- [TASK]: Copy out all the records exactly.

-=-=-=-=-

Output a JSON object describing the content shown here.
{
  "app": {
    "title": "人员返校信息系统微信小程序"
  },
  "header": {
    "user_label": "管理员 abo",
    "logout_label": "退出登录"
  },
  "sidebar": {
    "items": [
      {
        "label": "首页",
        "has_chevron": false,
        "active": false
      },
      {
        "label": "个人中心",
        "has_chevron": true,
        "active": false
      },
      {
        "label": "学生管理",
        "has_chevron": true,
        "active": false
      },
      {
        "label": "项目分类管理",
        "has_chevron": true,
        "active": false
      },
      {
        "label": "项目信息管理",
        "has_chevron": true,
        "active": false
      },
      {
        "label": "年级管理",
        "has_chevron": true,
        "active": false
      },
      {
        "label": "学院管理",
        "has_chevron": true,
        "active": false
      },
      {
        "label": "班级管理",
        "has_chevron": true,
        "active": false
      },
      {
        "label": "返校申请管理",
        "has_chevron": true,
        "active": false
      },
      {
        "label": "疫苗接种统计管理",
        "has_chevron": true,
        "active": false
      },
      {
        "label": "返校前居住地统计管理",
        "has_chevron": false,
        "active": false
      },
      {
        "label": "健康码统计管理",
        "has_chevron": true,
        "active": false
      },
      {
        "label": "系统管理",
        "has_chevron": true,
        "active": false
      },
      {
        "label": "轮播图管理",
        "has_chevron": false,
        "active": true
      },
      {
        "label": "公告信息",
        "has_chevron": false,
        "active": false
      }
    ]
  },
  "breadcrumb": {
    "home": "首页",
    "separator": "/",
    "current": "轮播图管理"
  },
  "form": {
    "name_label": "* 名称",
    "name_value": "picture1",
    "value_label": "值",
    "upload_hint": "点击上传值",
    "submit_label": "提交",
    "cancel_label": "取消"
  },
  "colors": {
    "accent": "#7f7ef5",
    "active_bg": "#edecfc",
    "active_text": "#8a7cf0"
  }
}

-=-=-=-=-

- [CORRECT OUTPUT]:
Output a JSON object describing the content shown here.
{
  "app": {
    "title": "人员返校信息系统微信小程序"
  },
  "header": {
    "user_label": "管理员 abo",
    "logout_label": "退出登录"
  },
  "sidebar": {
    "items": [
      {
        "label": "首页",
        "has_chevron": false,
        "active": false
      },
      {
        "label": "个人中心",
        "has_chevron": true,
        "active": false
      },
      {
        "label": "学生管理",
        "has_chevron": true,
        "active": false
      },
      {
        "label": "项目分类管理",
        "has_chevron": true,
        "active": false
      },
      {
        "label": "项目信息管理",
        "has_chevron": true,
        "active": false
      },
      {
        "label": "年级管理",
        "has_chevron": true,
        "active": false
      },
      {
        "label": "学院管理",
        "has_chevron": true,
        "active": false
      },
      {
        "label": "班级管理",
        "has_chevron": true,
        "active": false
      },
      {
        "label": "返校申请管理",
        "has_chevron": true,
        "active": false
      },
      {
        "label": "疫苗接种统计管理",
        "has_chevron": true,
        "active": false
      },
      {
        "label": "返校前居住地统计管理",
        "has_chevron": false,
        "active": false
      },
      {
        "label": "健康码统计管理",
        "has_chevron": true,
        "active": false
      },
      {
        "label": "系统管理",
        "has_chevron": true,
        "active": false
      },
      {
        "label": "轮播图管理",
        "has_chevron": false,
        "active": true
      },
      {
        "label": "公告信息",
        "has_chevron": false,
        "active": false
      }
    ]
  },
  "breadcrumb": {
    "home": "首页",
    "separator": "/",
    "current": "轮播图管理"
  },
  "form": {
    "name_label": "* 名称",
    "name_value": "picture1",
    "value_label": "值",
    "upload_hint": "点击上传值",
    "submit_label": "提交",
    "cancel_label": "取消"
  },
  "colors": {
    "accent": "#7f7ef5",
    "active_bg": "#edecfc",
    "active_text": "#8a7cf0"
  }
}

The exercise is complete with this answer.